Instructions to follow:
Look through the data below. Show each line where the string "Tests" occurs.

◆ ◆ ◆ ◆

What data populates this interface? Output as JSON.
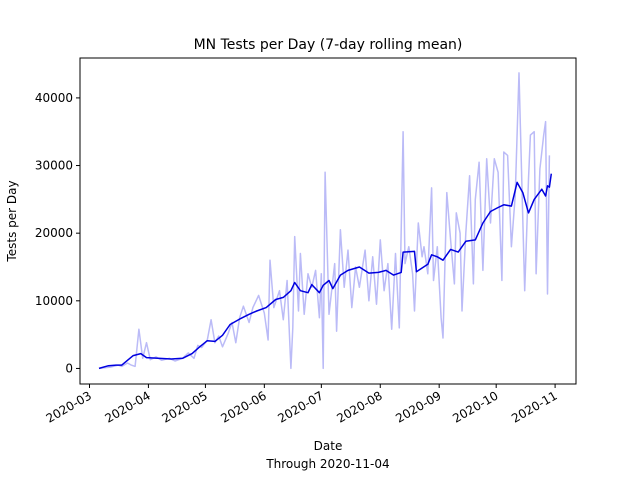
{
  "chart_data": {
    "type": "line",
    "title": "MN Tests per Day (7-day rolling mean)",
    "xlabel": "Date",
    "xlabel_note": "Through 2020-11-04",
    "ylabel": "Tests per Day",
    "x_axis_type": "date",
    "xlim": [
      "2020-02-25",
      "2020-11-12"
    ],
    "ylim": [
      -2300,
      45900
    ],
    "x_ticks": [
      "2020-03-01",
      "2020-04-01",
      "2020-05-01",
      "2020-06-01",
      "2020-07-01",
      "2020-08-01",
      "2020-09-01",
      "2020-10-01",
      "2020-11-01"
    ],
    "x_tick_labels": [
      "2020-03",
      "2020-04",
      "2020-05",
      "2020-06",
      "2020-07",
      "2020-08",
      "2020-09",
      "2020-10",
      "2020-11"
    ],
    "y_ticks": [
      0,
      10000,
      20000,
      30000,
      40000
    ],
    "y_tick_labels": [
      "0",
      "10000",
      "20000",
      "30000",
      "40000"
    ],
    "grid": false,
    "legend": "none",
    "series": [
      {
        "role": "daily",
        "color": "#bbbbf7",
        "points": [
          [
            "2020-03-06",
            0
          ],
          [
            "2020-03-12",
            200
          ],
          [
            "2020-03-16",
            500
          ],
          [
            "2020-03-18",
            300
          ],
          [
            "2020-03-21",
            800
          ],
          [
            "2020-03-23",
            500
          ],
          [
            "2020-03-25",
            300
          ],
          [
            "2020-03-27",
            5800
          ],
          [
            "2020-03-29",
            1500
          ],
          [
            "2020-03-31",
            3800
          ],
          [
            "2020-04-02",
            1300
          ],
          [
            "2020-04-05",
            1700
          ],
          [
            "2020-04-08",
            1200
          ],
          [
            "2020-04-12",
            1500
          ],
          [
            "2020-04-15",
            1100
          ],
          [
            "2020-04-19",
            1500
          ],
          [
            "2020-04-22",
            2300
          ],
          [
            "2020-04-25",
            1500
          ],
          [
            "2020-04-27",
            3400
          ],
          [
            "2020-04-29",
            3100
          ],
          [
            "2020-05-02",
            4200
          ],
          [
            "2020-05-04",
            7200
          ],
          [
            "2020-05-06",
            3800
          ],
          [
            "2020-05-08",
            4800
          ],
          [
            "2020-05-10",
            3200
          ],
          [
            "2020-05-13",
            5200
          ],
          [
            "2020-05-15",
            6800
          ],
          [
            "2020-05-17",
            3800
          ],
          [
            "2020-05-19",
            7500
          ],
          [
            "2020-05-21",
            9200
          ],
          [
            "2020-05-24",
            6800
          ],
          [
            "2020-05-26",
            9000
          ],
          [
            "2020-05-29",
            10800
          ],
          [
            "2020-06-01",
            8200
          ],
          [
            "2020-06-03",
            4200
          ],
          [
            "2020-06-04",
            16000
          ],
          [
            "2020-06-06",
            9000
          ],
          [
            "2020-06-09",
            11500
          ],
          [
            "2020-06-11",
            7200
          ],
          [
            "2020-06-13",
            13000
          ],
          [
            "2020-06-15",
            0
          ],
          [
            "2020-06-16",
            6000
          ],
          [
            "2020-06-17",
            19500
          ],
          [
            "2020-06-19",
            8500
          ],
          [
            "2020-06-20",
            17000
          ],
          [
            "2020-06-22",
            8000
          ],
          [
            "2020-06-24",
            14000
          ],
          [
            "2020-06-26",
            12000
          ],
          [
            "2020-06-28",
            14500
          ],
          [
            "2020-06-30",
            7500
          ],
          [
            "2020-07-01",
            14000
          ],
          [
            "2020-07-02",
            0
          ],
          [
            "2020-07-03",
            29000
          ],
          [
            "2020-07-05",
            8000
          ],
          [
            "2020-07-08",
            15500
          ],
          [
            "2020-07-09",
            5500
          ],
          [
            "2020-07-11",
            20500
          ],
          [
            "2020-07-13",
            12000
          ],
          [
            "2020-07-15",
            17500
          ],
          [
            "2020-07-17",
            9000
          ],
          [
            "2020-07-19",
            15000
          ],
          [
            "2020-07-21",
            12000
          ],
          [
            "2020-07-24",
            17500
          ],
          [
            "2020-07-26",
            10000
          ],
          [
            "2020-07-28",
            16500
          ],
          [
            "2020-07-30",
            9500
          ],
          [
            "2020-08-01",
            19000
          ],
          [
            "2020-08-03",
            11500
          ],
          [
            "2020-08-05",
            15500
          ],
          [
            "2020-08-07",
            5800
          ],
          [
            "2020-08-09",
            17000
          ],
          [
            "2020-08-11",
            6000
          ],
          [
            "2020-08-13",
            35000
          ],
          [
            "2020-08-14",
            15500
          ],
          [
            "2020-08-16",
            18000
          ],
          [
            "2020-08-18",
            14000
          ],
          [
            "2020-08-19",
            8500
          ],
          [
            "2020-08-21",
            21500
          ],
          [
            "2020-08-23",
            16500
          ],
          [
            "2020-08-24",
            18000
          ],
          [
            "2020-08-26",
            14000
          ],
          [
            "2020-08-28",
            26700
          ],
          [
            "2020-08-29",
            13000
          ],
          [
            "2020-08-31",
            18000
          ],
          [
            "2020-09-02",
            7500
          ],
          [
            "2020-09-03",
            4500
          ],
          [
            "2020-09-05",
            26000
          ],
          [
            "2020-09-07",
            19000
          ],
          [
            "2020-09-09",
            12500
          ],
          [
            "2020-09-10",
            23000
          ],
          [
            "2020-09-12",
            20000
          ],
          [
            "2020-09-13",
            8500
          ],
          [
            "2020-09-15",
            20000
          ],
          [
            "2020-09-17",
            28500
          ],
          [
            "2020-09-19",
            12500
          ],
          [
            "2020-09-20",
            25000
          ],
          [
            "2020-09-22",
            30500
          ],
          [
            "2020-09-24",
            14500
          ],
          [
            "2020-09-26",
            31000
          ],
          [
            "2020-09-28",
            21500
          ],
          [
            "2020-09-30",
            31000
          ],
          [
            "2020-10-02",
            29000
          ],
          [
            "2020-10-04",
            13000
          ],
          [
            "2020-10-05",
            32000
          ],
          [
            "2020-10-07",
            31500
          ],
          [
            "2020-10-09",
            18000
          ],
          [
            "2020-10-11",
            25500
          ],
          [
            "2020-10-13",
            43700
          ],
          [
            "2020-10-15",
            22000
          ],
          [
            "2020-10-16",
            11500
          ],
          [
            "2020-10-18",
            28000
          ],
          [
            "2020-10-19",
            34500
          ],
          [
            "2020-10-21",
            35000
          ],
          [
            "2020-10-22",
            14000
          ],
          [
            "2020-10-24",
            29500
          ],
          [
            "2020-10-26",
            34500
          ],
          [
            "2020-10-27",
            36500
          ],
          [
            "2020-10-28",
            11000
          ],
          [
            "2020-10-29",
            31500
          ]
        ]
      },
      {
        "role": "rolling_mean",
        "color": "#0000e0",
        "points": [
          [
            "2020-03-06",
            0
          ],
          [
            "2020-03-11",
            400
          ],
          [
            "2020-03-15",
            500
          ],
          [
            "2020-03-18",
            500
          ],
          [
            "2020-03-21",
            1200
          ],
          [
            "2020-03-24",
            1900
          ],
          [
            "2020-03-28",
            2200
          ],
          [
            "2020-03-31",
            1600
          ],
          [
            "2020-04-06",
            1500
          ],
          [
            "2020-04-13",
            1400
          ],
          [
            "2020-04-19",
            1500
          ],
          [
            "2020-04-24",
            2200
          ],
          [
            "2020-04-28",
            3200
          ],
          [
            "2020-05-02",
            4100
          ],
          [
            "2020-05-06",
            4000
          ],
          [
            "2020-05-10",
            4900
          ],
          [
            "2020-05-14",
            6500
          ],
          [
            "2020-05-19",
            7300
          ],
          [
            "2020-05-24",
            8000
          ],
          [
            "2020-05-28",
            8500
          ],
          [
            "2020-06-02",
            9000
          ],
          [
            "2020-06-07",
            10200
          ],
          [
            "2020-06-11",
            10500
          ],
          [
            "2020-06-15",
            11500
          ],
          [
            "2020-06-17",
            12700
          ],
          [
            "2020-06-20",
            11500
          ],
          [
            "2020-06-24",
            11200
          ],
          [
            "2020-06-26",
            12400
          ],
          [
            "2020-06-30",
            11200
          ],
          [
            "2020-07-02",
            12300
          ],
          [
            "2020-07-05",
            13000
          ],
          [
            "2020-07-07",
            11800
          ],
          [
            "2020-07-11",
            13800
          ],
          [
            "2020-07-15",
            14500
          ],
          [
            "2020-07-21",
            15000
          ],
          [
            "2020-07-26",
            14100
          ],
          [
            "2020-07-31",
            14200
          ],
          [
            "2020-08-04",
            14500
          ],
          [
            "2020-08-08",
            13800
          ],
          [
            "2020-08-12",
            14200
          ],
          [
            "2020-08-13",
            17200
          ],
          [
            "2020-08-19",
            17300
          ],
          [
            "2020-08-20",
            14300
          ],
          [
            "2020-08-26",
            15400
          ],
          [
            "2020-08-28",
            16800
          ],
          [
            "2020-08-31",
            16500
          ],
          [
            "2020-09-03",
            16000
          ],
          [
            "2020-09-07",
            17600
          ],
          [
            "2020-09-11",
            17200
          ],
          [
            "2020-09-15",
            18800
          ],
          [
            "2020-09-20",
            19000
          ],
          [
            "2020-09-24",
            21500
          ],
          [
            "2020-09-28",
            23200
          ],
          [
            "2020-10-02",
            23800
          ],
          [
            "2020-10-05",
            24200
          ],
          [
            "2020-10-09",
            24000
          ],
          [
            "2020-10-12",
            27500
          ],
          [
            "2020-10-15",
            26000
          ],
          [
            "2020-10-18",
            23000
          ],
          [
            "2020-10-21",
            25000
          ],
          [
            "2020-10-25",
            26500
          ],
          [
            "2020-10-27",
            25500
          ],
          [
            "2020-10-28",
            27000
          ],
          [
            "2020-10-29",
            26800
          ],
          [
            "2020-10-30",
            28800
          ]
        ]
      }
    ]
  }
}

◆ ◆ ◆ ◆

Exercise solution:
    "title": "MN Tests per Day (7-day rolling mean)",
    "ylabel": "Tests per Day",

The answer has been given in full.